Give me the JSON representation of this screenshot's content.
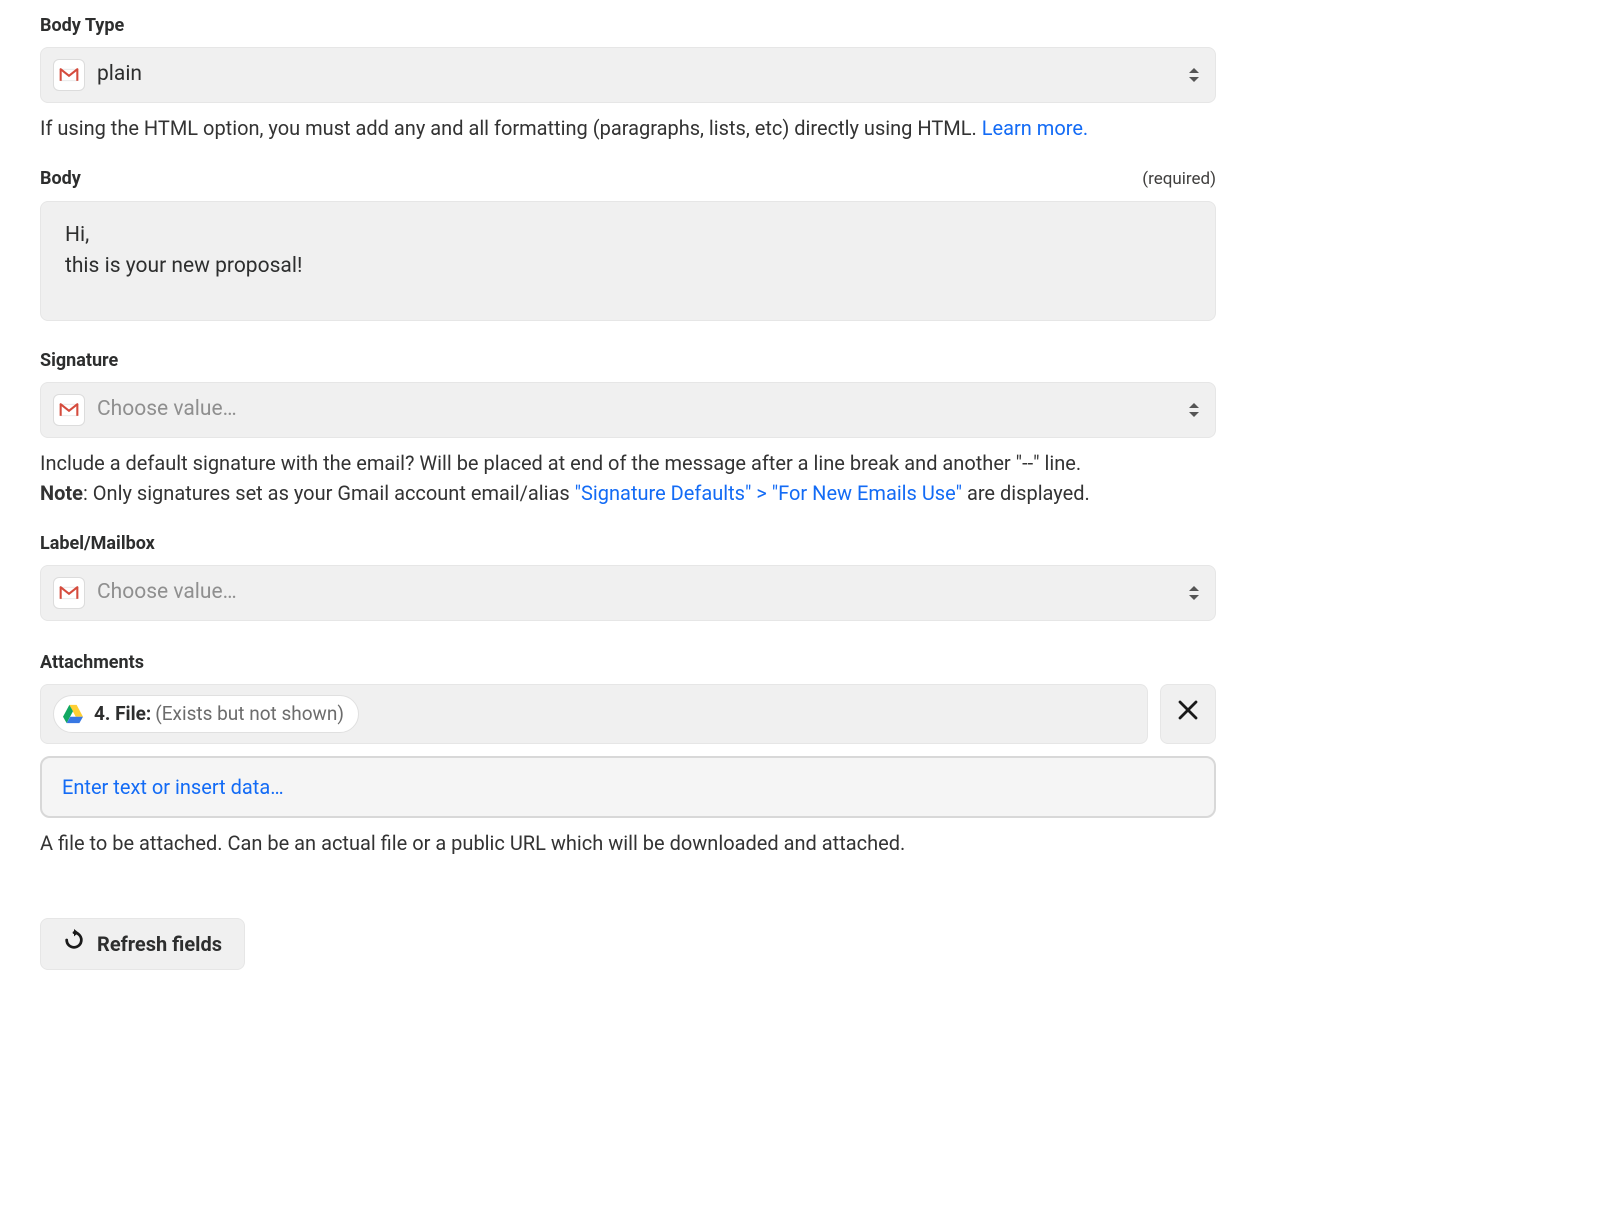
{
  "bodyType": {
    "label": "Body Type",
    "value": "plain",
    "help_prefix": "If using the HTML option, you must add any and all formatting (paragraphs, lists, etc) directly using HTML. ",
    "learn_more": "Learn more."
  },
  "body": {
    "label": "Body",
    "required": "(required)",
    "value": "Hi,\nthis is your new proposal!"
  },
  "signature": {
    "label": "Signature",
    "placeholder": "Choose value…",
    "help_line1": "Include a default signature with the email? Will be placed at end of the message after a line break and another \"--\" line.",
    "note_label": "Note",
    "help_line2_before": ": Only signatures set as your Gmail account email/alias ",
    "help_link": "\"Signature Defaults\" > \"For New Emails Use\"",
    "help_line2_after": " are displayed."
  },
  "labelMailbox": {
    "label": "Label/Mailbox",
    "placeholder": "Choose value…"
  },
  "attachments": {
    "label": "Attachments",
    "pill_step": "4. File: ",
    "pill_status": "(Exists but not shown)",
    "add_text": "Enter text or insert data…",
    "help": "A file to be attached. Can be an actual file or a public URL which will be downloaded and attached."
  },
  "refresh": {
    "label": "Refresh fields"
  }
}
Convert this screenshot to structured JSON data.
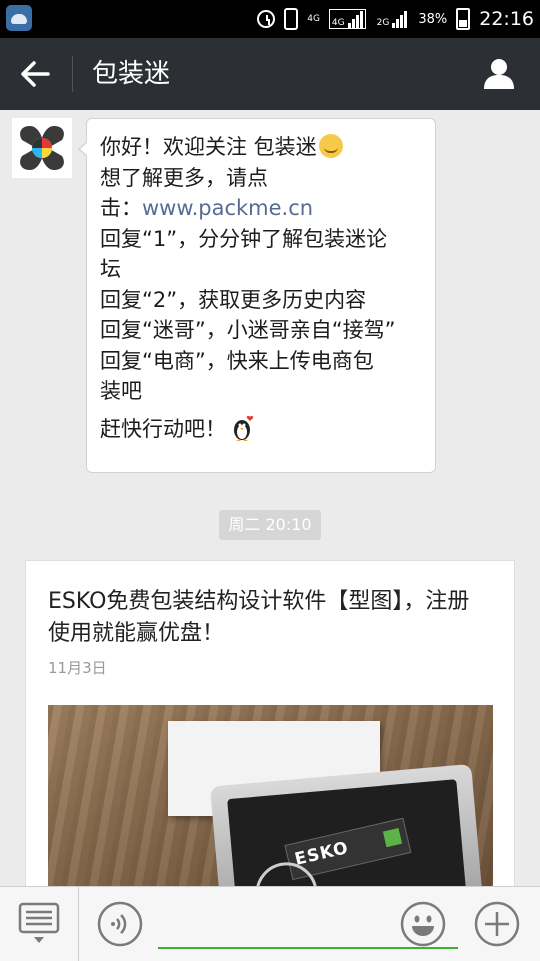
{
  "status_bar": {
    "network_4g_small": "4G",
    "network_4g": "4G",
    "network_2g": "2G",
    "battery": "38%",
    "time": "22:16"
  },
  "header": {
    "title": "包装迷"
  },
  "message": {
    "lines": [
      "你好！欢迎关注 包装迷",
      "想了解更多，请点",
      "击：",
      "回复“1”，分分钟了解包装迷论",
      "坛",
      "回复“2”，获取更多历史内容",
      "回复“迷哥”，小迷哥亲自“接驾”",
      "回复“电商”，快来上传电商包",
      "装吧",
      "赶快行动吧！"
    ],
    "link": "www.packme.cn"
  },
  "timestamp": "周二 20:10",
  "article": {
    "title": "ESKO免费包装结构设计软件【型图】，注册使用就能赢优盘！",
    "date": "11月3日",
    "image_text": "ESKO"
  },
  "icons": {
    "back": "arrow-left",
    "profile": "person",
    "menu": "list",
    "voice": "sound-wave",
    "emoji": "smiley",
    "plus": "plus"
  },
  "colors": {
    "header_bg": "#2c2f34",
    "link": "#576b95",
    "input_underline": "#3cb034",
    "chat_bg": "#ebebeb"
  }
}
*****
Return all of the data exactly as written, and drop the pictures.

Give me the JSON representation of this screenshot's content.
{
  "bodyType": {
    "label": "Body Type",
    "value": "plain",
    "help_prefix": "If using the HTML option, you must add any and all formatting (paragraphs, lists, etc) directly using HTML. ",
    "learn_more": "Learn more."
  },
  "body": {
    "label": "Body",
    "required": "(required)",
    "value": "Hi,\nthis is your new proposal!"
  },
  "signature": {
    "label": "Signature",
    "placeholder": "Choose value…",
    "help_line1": "Include a default signature with the email? Will be placed at end of the message after a line break and another \"--\" line.",
    "note_label": "Note",
    "help_line2_before": ": Only signatures set as your Gmail account email/alias ",
    "help_link": "\"Signature Defaults\" > \"For New Emails Use\"",
    "help_line2_after": " are displayed."
  },
  "labelMailbox": {
    "label": "Label/Mailbox",
    "placeholder": "Choose value…"
  },
  "attachments": {
    "label": "Attachments",
    "pill_step": "4. File: ",
    "pill_status": "(Exists but not shown)",
    "add_text": "Enter text or insert data…",
    "help": "A file to be attached. Can be an actual file or a public URL which will be downloaded and attached."
  },
  "refresh": {
    "label": "Refresh fields"
  }
}
Convert this screenshot to structured JSON data.
{
  "status_bar": {
    "network_4g_small": "4G",
    "network_4g": "4G",
    "network_2g": "2G",
    "battery": "38%",
    "time": "22:16"
  },
  "header": {
    "title": "包装迷"
  },
  "message": {
    "lines": [
      "你好！欢迎关注 包装迷",
      "想了解更多，请点",
      "击：",
      "回复“1”，分分钟了解包装迷论",
      "坛",
      "回复“2”，获取更多历史内容",
      "回复“迷哥”，小迷哥亲自“接驾”",
      "回复“电商”，快来上传电商包",
      "装吧",
      "赶快行动吧！"
    ],
    "link": "www.packme.cn"
  },
  "timestamp": "周二 20:10",
  "article": {
    "title": "ESKO免费包装结构设计软件【型图】，注册使用就能赢优盘！",
    "date": "11月3日",
    "image_text": "ESKO"
  },
  "icons": {
    "back": "arrow-left",
    "profile": "person",
    "menu": "list",
    "voice": "sound-wave",
    "emoji": "smiley",
    "plus": "plus"
  },
  "colors": {
    "header_bg": "#2c2f34",
    "link": "#576b95",
    "input_underline": "#3cb034",
    "chat_bg": "#ebebeb"
  }
}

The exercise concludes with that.